Reproduce the listing below without changes, except that pictures are left out.

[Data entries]
※ ※ ※
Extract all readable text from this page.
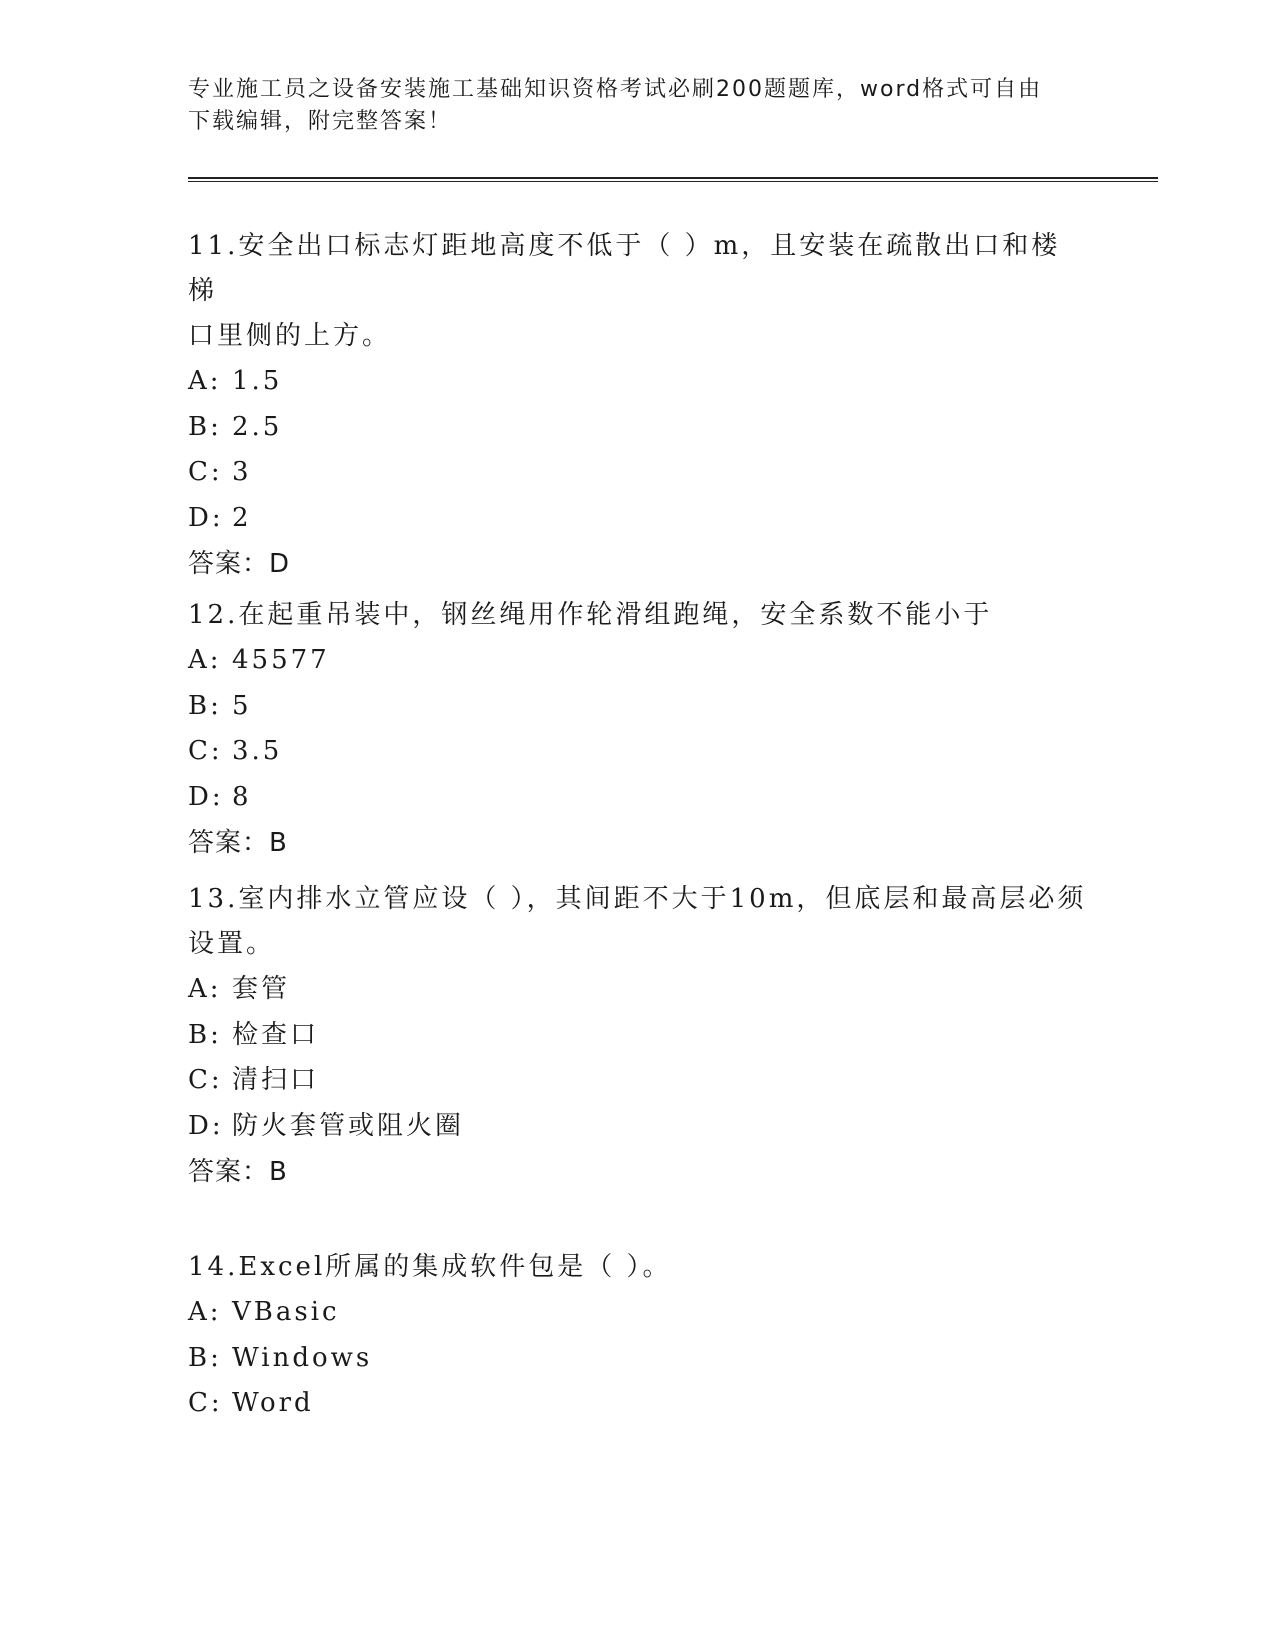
专业施工员之设备安装施工基础知识资格考试必刷200题题库，word格式可自由
下载编辑，附完整答案！

11.安全出口标志灯距地高度不低于（ ）m，且安装在疏散出口和楼梯

口里侧的上方。

A: 1.5

B: 2.5

C: 3

D: 2

答案：D

12.在起重吊装中，钢丝绳用作轮滑组跑绳，安全系数不能小于

A: 45577

B: 5

C: 3.5

D: 8

答案：B

13.室内排水立管应设（ ），其间距不大于10m，但底层和最高层必须

设置。

A: 套管

B: 检查口

C: 清扫口

D: 防火套管或阻火圈

答案：B

14.Excel所属的集成软件包是（ ）。

A: VBasic

B: Windows

C: Word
※ ※ ※
## Exercise answer
Extract all readable text from this page.
专业施工员之设备安装施工基础知识资格考试必刷200题题库，word格式可自由
下载编辑，附完整答案！

11.安全出口标志灯距地高度不低于（ ）m，且安装在疏散出口和楼梯

口里侧的上方。

A: 1.5

B: 2.5

C: 3

D: 2

答案：D

12.在起重吊装中，钢丝绳用作轮滑组跑绳，安全系数不能小于

A: 45577

B: 5

C: 3.5

D: 8

答案：B

13.室内排水立管应设（ ），其间距不大于10m，但底层和最高层必须

设置。

A: 套管

B: 检查口

C: 清扫口

D: 防火套管或阻火圈

答案：B

14.Excel所属的集成软件包是（ ）。

A: VBasic

B: Windows

C: Word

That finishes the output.